| Data records |
========================================

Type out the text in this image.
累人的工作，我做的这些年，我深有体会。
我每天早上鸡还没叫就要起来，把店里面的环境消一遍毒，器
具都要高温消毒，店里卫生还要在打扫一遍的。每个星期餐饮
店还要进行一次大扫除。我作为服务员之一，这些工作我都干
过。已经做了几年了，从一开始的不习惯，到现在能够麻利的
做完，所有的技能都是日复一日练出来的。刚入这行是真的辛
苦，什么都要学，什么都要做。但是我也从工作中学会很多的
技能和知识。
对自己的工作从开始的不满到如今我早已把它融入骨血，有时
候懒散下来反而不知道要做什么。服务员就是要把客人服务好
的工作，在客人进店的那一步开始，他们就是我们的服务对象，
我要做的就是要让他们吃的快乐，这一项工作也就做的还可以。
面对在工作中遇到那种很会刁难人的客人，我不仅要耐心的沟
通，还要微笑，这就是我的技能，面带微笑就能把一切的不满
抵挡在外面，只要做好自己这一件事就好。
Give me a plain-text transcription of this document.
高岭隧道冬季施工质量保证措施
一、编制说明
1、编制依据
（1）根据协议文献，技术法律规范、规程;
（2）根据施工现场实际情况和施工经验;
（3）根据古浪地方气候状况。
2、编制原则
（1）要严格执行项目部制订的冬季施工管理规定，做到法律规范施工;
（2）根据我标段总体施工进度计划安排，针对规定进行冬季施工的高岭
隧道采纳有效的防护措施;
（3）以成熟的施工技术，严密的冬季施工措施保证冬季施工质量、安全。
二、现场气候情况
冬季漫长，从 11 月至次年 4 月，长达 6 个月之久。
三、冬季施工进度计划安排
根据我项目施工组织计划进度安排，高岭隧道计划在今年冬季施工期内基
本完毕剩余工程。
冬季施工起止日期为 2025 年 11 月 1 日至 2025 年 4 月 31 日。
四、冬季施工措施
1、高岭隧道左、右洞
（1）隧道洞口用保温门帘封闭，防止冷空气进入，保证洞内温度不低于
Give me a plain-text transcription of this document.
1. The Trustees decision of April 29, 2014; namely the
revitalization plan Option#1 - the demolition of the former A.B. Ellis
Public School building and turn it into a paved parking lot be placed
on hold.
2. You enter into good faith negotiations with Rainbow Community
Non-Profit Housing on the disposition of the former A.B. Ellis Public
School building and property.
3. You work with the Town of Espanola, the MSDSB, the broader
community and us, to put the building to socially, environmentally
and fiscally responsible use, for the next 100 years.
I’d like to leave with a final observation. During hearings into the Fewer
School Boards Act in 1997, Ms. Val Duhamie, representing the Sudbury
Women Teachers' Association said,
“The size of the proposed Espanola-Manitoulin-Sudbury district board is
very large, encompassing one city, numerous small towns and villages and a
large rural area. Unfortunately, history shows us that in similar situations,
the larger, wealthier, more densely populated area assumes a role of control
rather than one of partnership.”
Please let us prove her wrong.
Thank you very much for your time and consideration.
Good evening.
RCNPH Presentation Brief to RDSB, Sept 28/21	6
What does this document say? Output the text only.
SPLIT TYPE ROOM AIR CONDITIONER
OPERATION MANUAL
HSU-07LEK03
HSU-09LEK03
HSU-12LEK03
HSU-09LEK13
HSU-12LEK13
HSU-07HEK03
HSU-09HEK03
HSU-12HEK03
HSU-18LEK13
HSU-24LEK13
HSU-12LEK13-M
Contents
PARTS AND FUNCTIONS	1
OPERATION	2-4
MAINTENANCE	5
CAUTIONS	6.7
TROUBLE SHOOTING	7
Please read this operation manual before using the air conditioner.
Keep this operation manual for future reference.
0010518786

========================================

| What you have to do |
Each line in the material above must be retyped without alteration.

| Task solution |
Type out the text in this image.
累人的工作，我做的这些年，我深有体会。
我每天早上鸡还没叫就要起来，把店里面的环境消一遍毒，器
具都要高温消毒，店里卫生还要在打扫一遍的。每个星期餐饮
店还要进行一次大扫除。我作为服务员之一，这些工作我都干
过。已经做了几年了，从一开始的不习惯，到现在能够麻利的
做完，所有的技能都是日复一日练出来的。刚入这行是真的辛
苦，什么都要学，什么都要做。但是我也从工作中学会很多的
技能和知识。
对自己的工作从开始的不满到如今我早已把它融入骨血，有时
候懒散下来反而不知道要做什么。服务员就是要把客人服务好
的工作，在客人进店的那一步开始，他们就是我们的服务对象，
我要做的就是要让他们吃的快乐，这一项工作也就做的还可以。
面对在工作中遇到那种很会刁难人的客人，我不仅要耐心的沟
通，还要微笑，这就是我的技能，面带微笑就能把一切的不满
抵挡在外面，只要做好自己这一件事就好。
Give me a plain-text transcription of this document.
高岭隧道冬季施工质量保证措施
一、编制说明
1、编制依据
（1）根据协议文献，技术法律规范、规程;
（2）根据施工现场实际情况和施工经验;
（3）根据古浪地方气候状况。
2、编制原则
（1）要严格执行项目部制订的冬季施工管理规定，做到法律规范施工;
（2）根据我标段总体施工进度计划安排，针对规定进行冬季施工的高岭
隧道采纳有效的防护措施;
（3）以成熟的施工技术，严密的冬季施工措施保证冬季施工质量、安全。
二、现场气候情况
冬季漫长，从 11 月至次年 4 月，长达 6 个月之久。
三、冬季施工进度计划安排
根据我项目施工组织计划进度安排，高岭隧道计划在今年冬季施工期内基
本完毕剩余工程。
冬季施工起止日期为 2025 年 11 月 1 日至 2025 年 4 月 31 日。
四、冬季施工措施
1、高岭隧道左、右洞
（1）隧道洞口用保温门帘封闭，防止冷空气进入，保证洞内温度不低于
Give me a plain-text transcription of this document.
1. The Trustees decision of April 29, 2014; namely the
revitalization plan Option#1 - the demolition of the former A.B. Ellis
Public School building and turn it into a paved parking lot be placed
on hold.
2. You enter into good faith negotiations with Rainbow Community
Non-Profit Housing on the disposition of the former A.B. Ellis Public
School building and property.
3. You work with the Town of Espanola, the MSDSB, the broader
community and us, to put the building to socially, environmentally
and fiscally responsible use, for the next 100 years.
I’d like to leave with a final observation. During hearings into the Fewer
School Boards Act in 1997, Ms. Val Duhamie, representing the Sudbury
Women Teachers' Association said,
“The size of the proposed Espanola-Manitoulin-Sudbury district board is
very large, encompassing one city, numerous small towns and villages and a
large rural area. Unfortunately, history shows us that in similar situations,
the larger, wealthier, more densely populated area assumes a role of control
rather than one of partnership.”
Please let us prove her wrong.
Thank you very much for your time and consideration.
Good evening.
RCNPH Presentation Brief to RDSB, Sept 28/21	6
What does this document say? Output the text only.
SPLIT TYPE ROOM AIR CONDITIONER
OPERATION MANUAL
HSU-07LEK03
HSU-09LEK03
HSU-12LEK03
HSU-09LEK13
HSU-12LEK13
HSU-07HEK03
HSU-09HEK03
HSU-12HEK03
HSU-18LEK13
HSU-24LEK13
HSU-12LEK13-M
Contents
PARTS AND FUNCTIONS	1
OPERATION	2-4
MAINTENANCE	5
CAUTIONS	6.7
TROUBLE SHOOTING	7
Please read this operation manual before using the air conditioner.
Keep this operation manual for future reference.
0010518786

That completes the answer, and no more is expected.